*WHAT YOU SHOULD DO:*
Return every line of the records below verbatim, with no pictures in the copy.
START
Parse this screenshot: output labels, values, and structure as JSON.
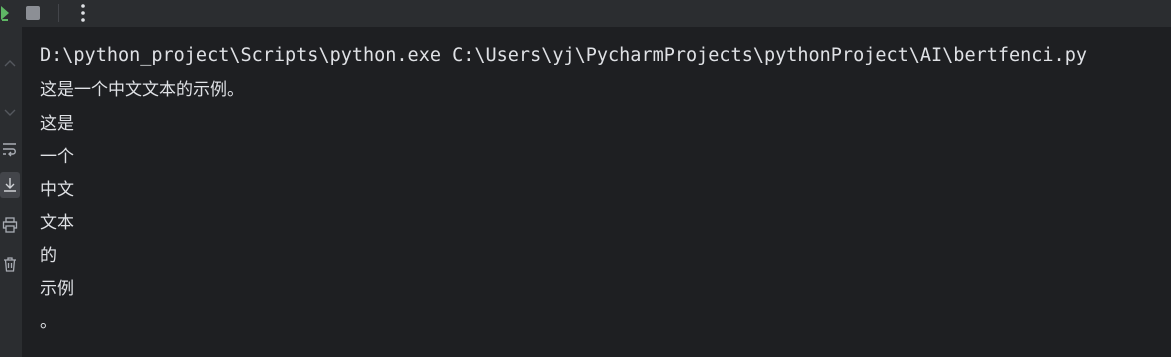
{
  "toolbar": {
    "rerun_icon": "rerun-icon",
    "stop_icon": "stop-icon",
    "more_icon": "more-options-icon"
  },
  "sidebar": {
    "icons": [
      "scroll-up-icon",
      "scroll-down-icon",
      "soft-wrap-icon",
      "scroll-to-end-icon",
      "print-icon",
      "delete-icon"
    ]
  },
  "console": {
    "command": "D:\\python_project\\Scripts\\python.exe C:\\Users\\yj\\PycharmProjects\\pythonProject\\AI\\bertfenci.py",
    "lines": [
      "这是一个中文文本的示例。",
      "这是",
      "一个",
      "中文",
      "文本",
      "的",
      "示例",
      "。"
    ]
  },
  "colors": {
    "background": "#1e1f22",
    "panel": "#2b2d30",
    "text": "#dfe1e5",
    "rerun_green": "#5fb865",
    "icon": "#a9adb4"
  }
}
END
*WRITTEN RESPONSE:*
Parse this screenshot: output labels, values, and structure as JSON.
{
  "toolbar": {
    "rerun_icon": "rerun-icon",
    "stop_icon": "stop-icon",
    "more_icon": "more-options-icon"
  },
  "sidebar": {
    "icons": [
      "scroll-up-icon",
      "scroll-down-icon",
      "soft-wrap-icon",
      "scroll-to-end-icon",
      "print-icon",
      "delete-icon"
    ]
  },
  "console": {
    "command": "D:\\python_project\\Scripts\\python.exe C:\\Users\\yj\\PycharmProjects\\pythonProject\\AI\\bertfenci.py",
    "lines": [
      "这是一个中文文本的示例。",
      "这是",
      "一个",
      "中文",
      "文本",
      "的",
      "示例",
      "。"
    ]
  },
  "colors": {
    "background": "#1e1f22",
    "panel": "#2b2d30",
    "text": "#dfe1e5",
    "rerun_green": "#5fb865",
    "icon": "#a9adb4"
  }
}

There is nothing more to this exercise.